Items from a dataset:
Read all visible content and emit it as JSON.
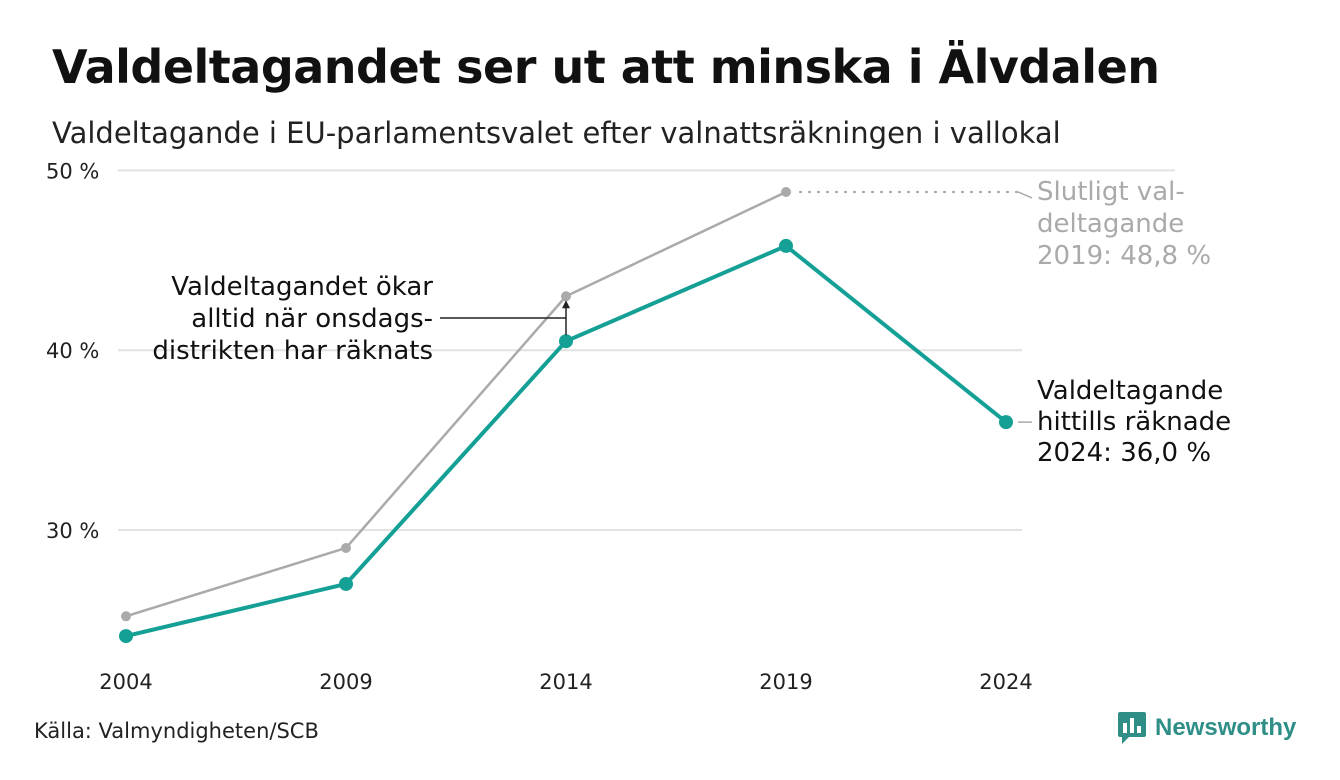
{
  "header": {
    "title": "Valdeltagandet ser ut att minska i Älvdalen",
    "subtitle": "Valdeltagande i EU-parlamentsvalet efter valnattsräkningen i vallokal"
  },
  "footer": {
    "source": "Källa: Valmyndigheten/SCB",
    "brand": "Newsworthy",
    "brand_color": "#2f8f87"
  },
  "chart_data": {
    "type": "line",
    "title": "Valdeltagandet ser ut att minska i Älvdalen",
    "subtitle": "Valdeltagande i EU-parlamentsvalet efter valnattsräkningen i vallokal",
    "x": [
      2004,
      2009,
      2014,
      2019,
      2024
    ],
    "x_tick_labels": [
      "2004",
      "2009",
      "2014",
      "2019",
      "2024"
    ],
    "y_ticks": [
      30,
      40,
      50
    ],
    "y_tick_labels": [
      "30 %",
      "40 %",
      "50 %"
    ],
    "ylim": [
      23.6,
      50
    ],
    "grid": true,
    "series": [
      {
        "values": [
          25.2,
          29.0,
          43.0,
          48.8,
          null
        ],
        "color": "#aaaaaa"
      },
      {
        "values": [
          24.1,
          27.0,
          40.5,
          45.8,
          36.0
        ],
        "color": "#15a096"
      }
    ],
    "annotations": [
      {
        "target": "final-2019",
        "lines": [
          "Slutligt val-",
          "deltagande",
          "2019: 48,8 %"
        ],
        "color": "#aaaaaa"
      },
      {
        "target": "counted-2024",
        "lines": [
          "Valdeltagande",
          "hittills räknade",
          "2024: 36,0 %"
        ],
        "color": "#111111"
      },
      {
        "target": "gap-2014",
        "lines": [
          "Valdeltagandet ökar",
          "alltid när onsdags-",
          "distrikten har räknats"
        ],
        "color": "#111111"
      }
    ]
  }
}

Exercise goal:
Without including any pictures, please restate all the records exactly.

Expected output:
Read all visible content and emit it as JSON.
{
  "header": {
    "title": "Valdeltagandet ser ut att minska i Älvdalen",
    "subtitle": "Valdeltagande i EU-parlamentsvalet efter valnattsräkningen i vallokal"
  },
  "footer": {
    "source": "Källa: Valmyndigheten/SCB",
    "brand": "Newsworthy",
    "brand_color": "#2f8f87"
  },
  "chart_data": {
    "type": "line",
    "title": "Valdeltagandet ser ut att minska i Älvdalen",
    "subtitle": "Valdeltagande i EU-parlamentsvalet efter valnattsräkningen i vallokal",
    "x": [
      2004,
      2009,
      2014,
      2019,
      2024
    ],
    "x_tick_labels": [
      "2004",
      "2009",
      "2014",
      "2019",
      "2024"
    ],
    "y_ticks": [
      30,
      40,
      50
    ],
    "y_tick_labels": [
      "30 %",
      "40 %",
      "50 %"
    ],
    "ylim": [
      23.6,
      50
    ],
    "grid": true,
    "series": [
      {
        "values": [
          25.2,
          29.0,
          43.0,
          48.8,
          null
        ],
        "color": "#aaaaaa"
      },
      {
        "values": [
          24.1,
          27.0,
          40.5,
          45.8,
          36.0
        ],
        "color": "#15a096"
      }
    ],
    "annotations": [
      {
        "target": "final-2019",
        "lines": [
          "Slutligt val-",
          "deltagande",
          "2019: 48,8 %"
        ],
        "color": "#aaaaaa"
      },
      {
        "target": "counted-2024",
        "lines": [
          "Valdeltagande",
          "hittills räknade",
          "2024: 36,0 %"
        ],
        "color": "#111111"
      },
      {
        "target": "gap-2014",
        "lines": [
          "Valdeltagandet ökar",
          "alltid när onsdags-",
          "distrikten har räknats"
        ],
        "color": "#111111"
      }
    ]
  }
}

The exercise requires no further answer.